Records from a data source:
-- start --

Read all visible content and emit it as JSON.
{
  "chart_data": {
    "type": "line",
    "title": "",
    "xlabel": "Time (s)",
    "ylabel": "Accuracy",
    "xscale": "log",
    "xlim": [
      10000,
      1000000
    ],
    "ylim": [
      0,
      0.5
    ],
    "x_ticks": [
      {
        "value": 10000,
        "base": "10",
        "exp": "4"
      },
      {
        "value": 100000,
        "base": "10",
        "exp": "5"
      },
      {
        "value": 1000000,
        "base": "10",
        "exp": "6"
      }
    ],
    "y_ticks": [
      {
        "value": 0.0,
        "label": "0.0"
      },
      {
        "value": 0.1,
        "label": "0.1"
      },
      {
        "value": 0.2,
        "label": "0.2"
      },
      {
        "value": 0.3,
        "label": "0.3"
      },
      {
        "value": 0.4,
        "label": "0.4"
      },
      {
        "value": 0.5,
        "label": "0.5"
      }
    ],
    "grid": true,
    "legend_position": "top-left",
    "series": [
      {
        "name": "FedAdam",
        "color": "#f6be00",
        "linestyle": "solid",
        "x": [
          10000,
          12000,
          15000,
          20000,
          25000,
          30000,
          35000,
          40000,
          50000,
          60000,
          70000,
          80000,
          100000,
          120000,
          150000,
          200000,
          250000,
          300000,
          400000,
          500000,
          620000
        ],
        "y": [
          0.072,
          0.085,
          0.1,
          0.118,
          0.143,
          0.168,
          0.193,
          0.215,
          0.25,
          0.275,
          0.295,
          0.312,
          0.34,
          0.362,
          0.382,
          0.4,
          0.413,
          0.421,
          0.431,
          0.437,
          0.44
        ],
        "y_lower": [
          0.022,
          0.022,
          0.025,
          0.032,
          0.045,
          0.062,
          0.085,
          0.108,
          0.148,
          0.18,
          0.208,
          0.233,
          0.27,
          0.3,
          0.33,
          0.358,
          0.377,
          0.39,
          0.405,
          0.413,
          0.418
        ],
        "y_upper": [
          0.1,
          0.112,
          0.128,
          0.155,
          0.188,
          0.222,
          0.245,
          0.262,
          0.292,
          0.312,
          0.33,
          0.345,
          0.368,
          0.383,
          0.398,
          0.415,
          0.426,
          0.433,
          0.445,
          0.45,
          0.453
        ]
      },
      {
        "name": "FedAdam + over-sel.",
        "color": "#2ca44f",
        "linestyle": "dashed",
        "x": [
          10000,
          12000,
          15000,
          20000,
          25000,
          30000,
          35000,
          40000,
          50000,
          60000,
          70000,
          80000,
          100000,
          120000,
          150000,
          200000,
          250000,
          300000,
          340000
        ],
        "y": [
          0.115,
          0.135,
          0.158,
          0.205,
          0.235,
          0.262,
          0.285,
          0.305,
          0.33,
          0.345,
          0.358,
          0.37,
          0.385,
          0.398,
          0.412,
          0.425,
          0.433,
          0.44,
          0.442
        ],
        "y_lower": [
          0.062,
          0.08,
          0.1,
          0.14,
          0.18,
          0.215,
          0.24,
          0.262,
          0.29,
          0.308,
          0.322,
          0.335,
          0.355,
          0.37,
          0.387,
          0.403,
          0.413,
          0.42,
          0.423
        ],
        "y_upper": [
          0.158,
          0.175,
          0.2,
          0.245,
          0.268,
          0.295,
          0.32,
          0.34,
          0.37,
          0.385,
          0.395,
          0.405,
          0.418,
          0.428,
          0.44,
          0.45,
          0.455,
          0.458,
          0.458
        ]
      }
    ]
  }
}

-- end --

REQUIRED WORK:
Output nothing but the number of lines in the data containing the string "value".

THE SOLUTION:
9